> What you will do
Please edit the material below by replacing "interactable" with "clickable" and leaving everything else as it is. Leave the pictures out of your answer.

— begin Items —

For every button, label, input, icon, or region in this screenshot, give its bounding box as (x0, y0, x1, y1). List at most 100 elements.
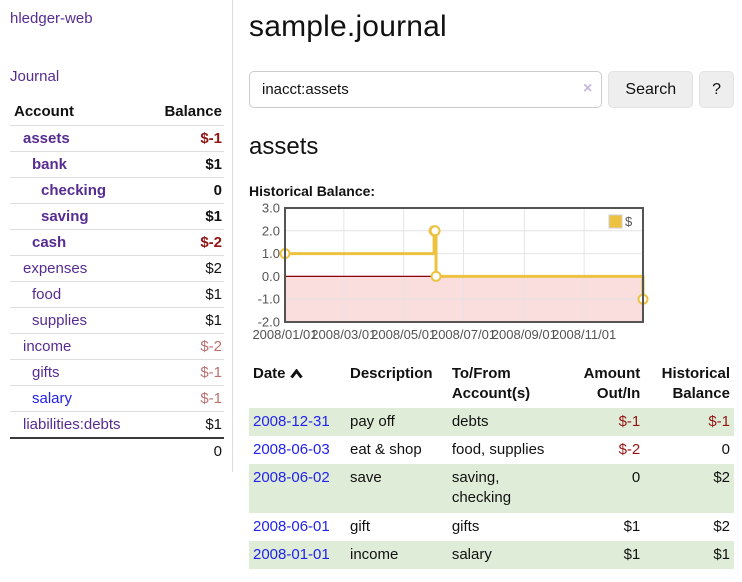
transaction-date-cell: 2008-06-01 (249, 513, 346, 541)
account-balance: $1 (205, 286, 222, 303)
account-link-assets[interactable]: assets (23, 130, 70, 147)
transaction-description-cell: pay off (350, 412, 395, 430)
transaction-amount-cell: $1 (623, 517, 641, 535)
main-content: sample.journal × Search ? assets Histori… (233, 0, 742, 569)
app-layout: hledger-web Journal Account Balance asse… (0, 0, 742, 569)
transaction-amount-cell: 0 (631, 469, 641, 486)
account-balance: $-2 (200, 338, 222, 355)
transaction-date-cell: 2008-01-01 (249, 541, 346, 569)
transaction-date-link[interactable]: 2008-06-03 (253, 440, 330, 458)
transaction-accounts-cell: gifts (451, 517, 480, 535)
account-balance: $-1 (200, 364, 222, 381)
account-link-liabilities-debts[interactable]: liabilities:debts (23, 416, 121, 433)
svg-text:1.0: 1.0 (262, 246, 280, 261)
transaction-date-cell: 2008-06-02 (249, 464, 346, 513)
svg-text:2008/09/01: 2008/09/01 (492, 327, 557, 342)
transaction-date-link[interactable]: 2008-06-02 (253, 469, 330, 486)
svg-text:3.0: 3.0 (262, 201, 280, 216)
svg-text:2008/07/01: 2008/07/01 (431, 327, 496, 342)
account-row: salary $-1 (10, 385, 224, 412)
register-header-description: Description (350, 365, 433, 382)
transaction-row: 2008-01-01 income salary $1 $1 (249, 540, 734, 569)
accounts-header-balance: Balance (164, 103, 222, 120)
svg-text:0.0: 0.0 (262, 269, 280, 284)
account-link-cash[interactable]: cash (32, 234, 67, 251)
transaction-accounts-cell: salary (451, 545, 492, 563)
transaction-date-link[interactable]: 2008-06-01 (253, 517, 330, 535)
account-cell: salary (10, 386, 147, 412)
account-cell: expenses (10, 256, 147, 282)
svg-text:-1.0: -1.0 (258, 292, 280, 307)
account-link-food[interactable]: food (32, 286, 62, 303)
account-link-expenses[interactable]: expenses (23, 260, 88, 277)
account-balance: $-1 (200, 390, 222, 407)
sidebar-item-journal[interactable]: Journal (10, 68, 60, 85)
sort-ascending-icon (289, 365, 303, 385)
search-input[interactable] (249, 71, 603, 108)
legend-swatch (608, 214, 623, 229)
account-balance: $2 (205, 260, 222, 277)
transaction-balance-cell: 0 (721, 440, 730, 458)
register-header-amount: Amount Out/In (583, 365, 641, 403)
transaction-description-cell: save (350, 469, 382, 486)
account-row: liabilities:debts $1 (10, 411, 224, 439)
account-cell: liabilities:debts (10, 412, 147, 439)
transaction-date-cell: 2008-06-03 (249, 436, 346, 464)
transaction-row: 2008-06-03 eat & shop food, supplies $-2 0 (249, 436, 734, 464)
account-cell: bank (10, 152, 147, 178)
account-link-salary[interactable]: salary (32, 390, 73, 407)
transaction-accounts-cell: saving, checking (451, 469, 512, 507)
account-link-gifts[interactable]: gifts (32, 364, 60, 381)
account-link-bank[interactable]: bank (32, 156, 68, 173)
account-row: income $-2 (10, 333, 224, 360)
account-cell: gifts (10, 360, 147, 386)
svg-text:2008/05/01: 2008/05/01 (371, 327, 436, 342)
account-cell: checking (10, 178, 147, 204)
transaction-description-cell: income (350, 545, 399, 563)
svg-text:2008/11/01: 2008/11/01 (552, 327, 616, 342)
account-cell: assets (10, 126, 147, 152)
svg-text:2008/03/01: 2008/03/01 (311, 327, 376, 342)
chart-container: $3.0 2.0 1.0 0.0 -1.0 -2.0 2008/01/01 2008/03/0… (249, 201, 734, 347)
account-balance: $1 (205, 416, 222, 433)
account-row: supplies $1 (10, 307, 224, 334)
accounts-total-value: 0 (146, 437, 224, 464)
transaction-balance-cell: $2 (713, 517, 730, 535)
register-table-body: 2008-12-31 pay off debts $-1 $-1 2008-06-03 ea… (249, 407, 734, 569)
account-cell: cash (10, 230, 147, 256)
sidebar: hledger-web Journal Account Balance asse… (0, 0, 233, 472)
transaction-description-cell: gift (350, 517, 371, 535)
search-button[interactable]: Search (608, 71, 694, 108)
accounts-table-body: assets $-1 bank $1 checking 0 saving $1 cash $-2 e… (10, 125, 224, 439)
accounts-header-account: Account (14, 103, 74, 120)
page-title: sample.journal (249, 10, 447, 43)
account-row: assets $-1 (10, 125, 224, 152)
transaction-date-link[interactable]: 2008-01-01 (253, 545, 330, 563)
help-button[interactable]: ? (699, 71, 734, 108)
register-table-header: Date Description To/From Account(s) Amou… (249, 361, 734, 408)
clear-search-icon[interactable]: × (583, 80, 593, 97)
account-link-income[interactable]: income (23, 338, 72, 355)
register-header-date[interactable]: Date (249, 361, 346, 408)
account-link-checking[interactable]: checking (41, 182, 107, 199)
account-link-supplies[interactable]: supplies (32, 312, 88, 329)
transaction-balance-cell: $-1 (708, 412, 730, 430)
transaction-date-cell: 2008-12-31 (249, 408, 346, 436)
account-cell: income (10, 334, 147, 360)
app-brand-link[interactable]: hledger-web (10, 10, 93, 27)
account-balance: $-2 (200, 234, 222, 251)
transaction-date-link[interactable]: 2008-12-31 (253, 412, 330, 430)
account-row: bank $1 (10, 151, 224, 178)
transaction-row: 2008-06-01 gift gifts $1 $2 (249, 513, 734, 541)
transaction-description-cell: eat & shop (350, 440, 422, 458)
svg-text:-2.0: -2.0 (258, 315, 280, 330)
register-table: Date Description To/From Account(s) Amou… (249, 361, 734, 569)
data-point-marker (429, 225, 441, 237)
svg-text:2008/01/01: 2008/01/01 (252, 327, 317, 342)
account-row: gifts $-1 (10, 359, 224, 386)
account-link-saving[interactable]: saving (41, 208, 89, 225)
register-header-accounts: To/From Account(s) (451, 365, 531, 403)
account-balance: $1 (205, 312, 222, 329)
data-point-marker (430, 270, 442, 282)
account-heading: assets (249, 133, 319, 160)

— end Items —

> Answer to the problem
For every button, label, input, icon, or region in this screenshot, give its bounding box as (x0, y0, x1, y1). List at most 100 elements.
transaction-date-cell: 2008-06-01 (249, 513, 346, 541)
account-balance: $1 (205, 286, 222, 303)
account-link-assets[clickable]: assets (23, 130, 70, 147)
transaction-description-cell: pay off (350, 412, 395, 430)
transaction-amount-cell: $1 (623, 517, 641, 535)
main-content: sample.journal × Search ? assets Histori… (233, 0, 742, 569)
app-layout: hledger-web Journal Account Balance asse… (0, 0, 742, 569)
transaction-amount-cell: 0 (631, 469, 641, 486)
account-balance: $-2 (200, 338, 222, 355)
transaction-date-cell: 2008-01-01 (249, 541, 346, 569)
transaction-date-link[clickable]: 2008-06-03 (253, 440, 330, 458)
transaction-accounts-cell: gifts (451, 517, 480, 535)
account-balance: $-1 (200, 364, 222, 381)
account-link-liabilities-debts[clickable]: liabilities:debts (23, 416, 121, 433)
svg-text:1.0: 1.0 (262, 246, 280, 261)
transaction-date-cell: 2008-06-02 (249, 464, 346, 513)
svg-text:2008/09/01: 2008/09/01 (492, 327, 557, 342)
transaction-date-link[clickable]: 2008-06-02 (253, 469, 330, 486)
svg-text:3.0: 3.0 (262, 201, 280, 216)
svg-text:2008/07/01: 2008/07/01 (431, 327, 496, 342)
account-row: salary $-1 (10, 385, 224, 412)
register-header-description: Description (350, 365, 433, 382)
transaction-row: 2008-01-01 income salary $1 $1 (249, 540, 734, 569)
accounts-header-balance: Balance (164, 103, 222, 120)
svg-text:0.0: 0.0 (262, 269, 280, 284)
account-link-cash[clickable]: cash (32, 234, 67, 251)
transaction-accounts-cell: salary (451, 545, 492, 563)
transaction-date-link[clickable]: 2008-06-01 (253, 517, 330, 535)
account-cell: salary (10, 386, 147, 412)
account-cell: expenses (10, 256, 147, 282)
svg-text:-1.0: -1.0 (258, 292, 280, 307)
account-link-food[clickable]: food (32, 286, 62, 303)
account-link-expenses[clickable]: expenses (23, 260, 88, 277)
account-balance: $-1 (200, 390, 222, 407)
sidebar-item-journal[clickable]: Journal (10, 68, 60, 85)
sort-ascending-icon (289, 365, 303, 385)
search-input[clickable] (249, 71, 603, 108)
legend-swatch (608, 214, 623, 229)
account-balance: $2 (205, 260, 222, 277)
transaction-balance-cell: 0 (721, 440, 730, 458)
register-header-amount: Amount Out/In (583, 365, 641, 403)
transaction-description-cell: save (350, 469, 382, 486)
account-row: liabilities:debts $1 (10, 411, 224, 439)
account-cell: liabilities:debts (10, 412, 147, 439)
transaction-date-cell: 2008-06-03 (249, 436, 346, 464)
transaction-row: 2008-06-03 eat & shop food, supplies $-2 0 (249, 436, 734, 464)
account-cell: bank (10, 152, 147, 178)
account-link-salary[clickable]: salary (32, 390, 73, 407)
transaction-accounts-cell: saving, checking (451, 469, 512, 507)
account-link-gifts[clickable]: gifts (32, 364, 60, 381)
account-link-bank[clickable]: bank (32, 156, 68, 173)
account-row: income $-2 (10, 333, 224, 360)
account-cell: gifts (10, 360, 147, 386)
svg-text:2008/05/01: 2008/05/01 (371, 327, 436, 342)
account-cell: checking (10, 178, 147, 204)
transaction-description-cell: income (350, 545, 399, 563)
svg-text:2008/11/01: 2008/11/01 (552, 327, 616, 342)
account-cell: assets (10, 126, 147, 152)
svg-text:2008/03/01: 2008/03/01 (311, 327, 376, 342)
chart-container: $3.0 2.0 1.0 0.0 -1.0 -2.0 2008/01/01 2008/03/0… (249, 201, 734, 347)
account-balance: $1 (205, 416, 222, 433)
account-row: supplies $1 (10, 307, 224, 334)
accounts-total-value: 0 (146, 437, 224, 464)
transaction-balance-cell: $2 (713, 517, 730, 535)
register-table-body: 2008-12-31 pay off debts $-1 $-1 2008-06-03 ea… (249, 407, 734, 569)
account-cell: cash (10, 230, 147, 256)
sidebar: hledger-web Journal Account Balance asse… (0, 0, 233, 472)
transaction-description-cell: gift (350, 517, 371, 535)
search-button[clickable]: Search (608, 71, 694, 108)
accounts-table-body: assets $-1 bank $1 checking 0 saving $1 cash $-2 e… (10, 125, 224, 439)
accounts-header-account: Account (14, 103, 74, 120)
page-title: sample.journal (249, 10, 447, 43)
account-row: assets $-1 (10, 125, 224, 152)
transaction-date-link[clickable]: 2008-01-01 (253, 545, 330, 563)
help-button[clickable]: ? (699, 71, 734, 108)
register-table-header: Date Description To/From Account(s) Amou… (249, 361, 734, 408)
clear-search-icon[clickable]: × (583, 80, 593, 97)
account-link-income[clickable]: income (23, 338, 72, 355)
register-header-date[clickable]: Date (249, 361, 346, 408)
account-link-checking[clickable]: checking (41, 182, 107, 199)
account-link-supplies[clickable]: supplies (32, 312, 88, 329)
transaction-balance-cell: $-1 (708, 412, 730, 430)
transaction-date-cell: 2008-12-31 (249, 408, 346, 436)
account-cell: income (10, 334, 147, 360)
app-brand-link[clickable]: hledger-web (10, 10, 93, 27)
account-balance: $-2 (200, 234, 222, 251)
transaction-date-link[clickable]: 2008-12-31 (253, 412, 330, 430)
account-row: bank $1 (10, 151, 224, 178)
transaction-row: 2008-06-01 gift gifts $1 $2 (249, 513, 734, 541)
transaction-description-cell: eat & shop (350, 440, 422, 458)
svg-text:-2.0: -2.0 (258, 315, 280, 330)
register-table: Date Description To/From Account(s) Amou… (249, 361, 734, 569)
data-point-marker (429, 225, 441, 237)
svg-text:2008/01/01: 2008/01/01 (252, 327, 317, 342)
account-row: gifts $-1 (10, 359, 224, 386)
account-link-saving[clickable]: saving (41, 208, 89, 225)
register-header-accounts: To/From Account(s) (451, 365, 531, 403)
account-balance: $1 (205, 312, 222, 329)
data-point-marker (430, 270, 442, 282)
account-heading: assets (249, 133, 319, 160)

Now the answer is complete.